**Stored dataset items:**
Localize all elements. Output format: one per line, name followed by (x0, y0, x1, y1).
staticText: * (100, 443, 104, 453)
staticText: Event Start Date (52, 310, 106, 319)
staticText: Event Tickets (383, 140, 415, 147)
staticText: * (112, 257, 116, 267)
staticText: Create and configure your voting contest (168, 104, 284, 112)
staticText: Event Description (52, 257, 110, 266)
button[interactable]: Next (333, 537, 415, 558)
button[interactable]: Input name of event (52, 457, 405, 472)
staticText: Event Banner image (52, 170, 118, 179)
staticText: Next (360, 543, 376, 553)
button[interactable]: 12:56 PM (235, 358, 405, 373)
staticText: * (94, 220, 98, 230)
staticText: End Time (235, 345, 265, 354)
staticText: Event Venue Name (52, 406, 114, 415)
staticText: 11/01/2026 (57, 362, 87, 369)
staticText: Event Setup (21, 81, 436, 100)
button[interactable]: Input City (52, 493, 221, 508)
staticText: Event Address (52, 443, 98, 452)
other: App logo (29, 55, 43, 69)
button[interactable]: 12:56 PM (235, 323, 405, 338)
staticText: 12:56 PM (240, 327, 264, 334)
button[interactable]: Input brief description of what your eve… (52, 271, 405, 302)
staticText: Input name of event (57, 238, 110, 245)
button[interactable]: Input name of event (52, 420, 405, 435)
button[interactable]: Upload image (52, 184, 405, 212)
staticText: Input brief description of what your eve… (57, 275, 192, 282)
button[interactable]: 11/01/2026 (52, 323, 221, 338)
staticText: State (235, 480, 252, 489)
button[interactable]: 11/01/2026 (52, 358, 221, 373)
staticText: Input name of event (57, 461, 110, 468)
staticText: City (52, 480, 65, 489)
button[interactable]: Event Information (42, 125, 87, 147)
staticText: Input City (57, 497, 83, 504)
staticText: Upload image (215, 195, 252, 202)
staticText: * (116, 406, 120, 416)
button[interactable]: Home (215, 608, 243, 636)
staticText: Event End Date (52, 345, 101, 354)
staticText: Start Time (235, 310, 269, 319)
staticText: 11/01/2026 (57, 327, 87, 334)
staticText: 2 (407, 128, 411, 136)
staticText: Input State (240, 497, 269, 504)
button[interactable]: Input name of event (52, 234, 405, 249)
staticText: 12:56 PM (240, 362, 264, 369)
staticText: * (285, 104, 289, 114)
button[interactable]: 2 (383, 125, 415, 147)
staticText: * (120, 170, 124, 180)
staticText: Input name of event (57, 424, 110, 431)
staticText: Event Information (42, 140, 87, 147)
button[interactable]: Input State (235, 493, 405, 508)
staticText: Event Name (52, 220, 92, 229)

**Given exercise:** Copy the listing above line for line, keeping every character and the original order.

**Solution to the exercise:**
Localize all elements. Output format: one per line, name followed by (x0, y0, x1, y1).
staticText: * (100, 443, 104, 453)
staticText: Event Start Date (52, 310, 106, 319)
staticText: Event Tickets (383, 140, 415, 147)
staticText: * (112, 257, 116, 267)
staticText: Create and configure your voting contest (168, 104, 284, 112)
staticText: Event Description (52, 257, 110, 266)
button[interactable]: Next (333, 537, 415, 558)
button[interactable]: Input name of event (52, 457, 405, 472)
staticText: Event Banner image (52, 170, 118, 179)
staticText: Next (360, 543, 376, 553)
button[interactable]: 12:56 PM (235, 358, 405, 373)
staticText: * (94, 220, 98, 230)
staticText: End Time (235, 345, 265, 354)
staticText: Event Venue Name (52, 406, 114, 415)
staticText: 11/01/2026 (57, 362, 87, 369)
staticText: Event Setup (21, 81, 436, 100)
button[interactable]: Input City (52, 493, 221, 508)
staticText: Event Address (52, 443, 98, 452)
other: App logo (29, 55, 43, 69)
button[interactable]: 12:56 PM (235, 323, 405, 338)
staticText: 12:56 PM (240, 327, 264, 334)
button[interactable]: Input brief description of what your eve… (52, 271, 405, 302)
staticText: Input name of event (57, 238, 110, 245)
button[interactable]: Input name of event (52, 420, 405, 435)
button[interactable]: Upload image (52, 184, 405, 212)
staticText: Input brief description of what your eve… (57, 275, 192, 282)
button[interactable]: 11/01/2026 (52, 323, 221, 338)
staticText: State (235, 480, 252, 489)
button[interactable]: 11/01/2026 (52, 358, 221, 373)
staticText: Input name of event (57, 461, 110, 468)
staticText: City (52, 480, 65, 489)
button[interactable]: Event Information (42, 125, 87, 147)
staticText: Input City (57, 497, 83, 504)
staticText: Upload image (215, 195, 252, 202)
staticText: * (116, 406, 120, 416)
button[interactable]: Home (215, 608, 243, 636)
staticText: Event End Date (52, 345, 101, 354)
staticText: Start Time (235, 310, 269, 319)
staticText: 11/01/2026 (57, 327, 87, 334)
staticText: 2 (407, 128, 411, 136)
staticText: Input State (240, 497, 269, 504)
button[interactable]: Input name of event (52, 234, 405, 249)
staticText: 12:56 PM (240, 362, 264, 369)
staticText: * (285, 104, 289, 114)
button[interactable]: 2 (383, 125, 415, 147)
staticText: * (120, 170, 124, 180)
staticText: Input name of event (57, 424, 110, 431)
staticText: Event Information (42, 140, 87, 147)
button[interactable]: Input State (235, 493, 405, 508)
staticText: Event Name (52, 220, 92, 229)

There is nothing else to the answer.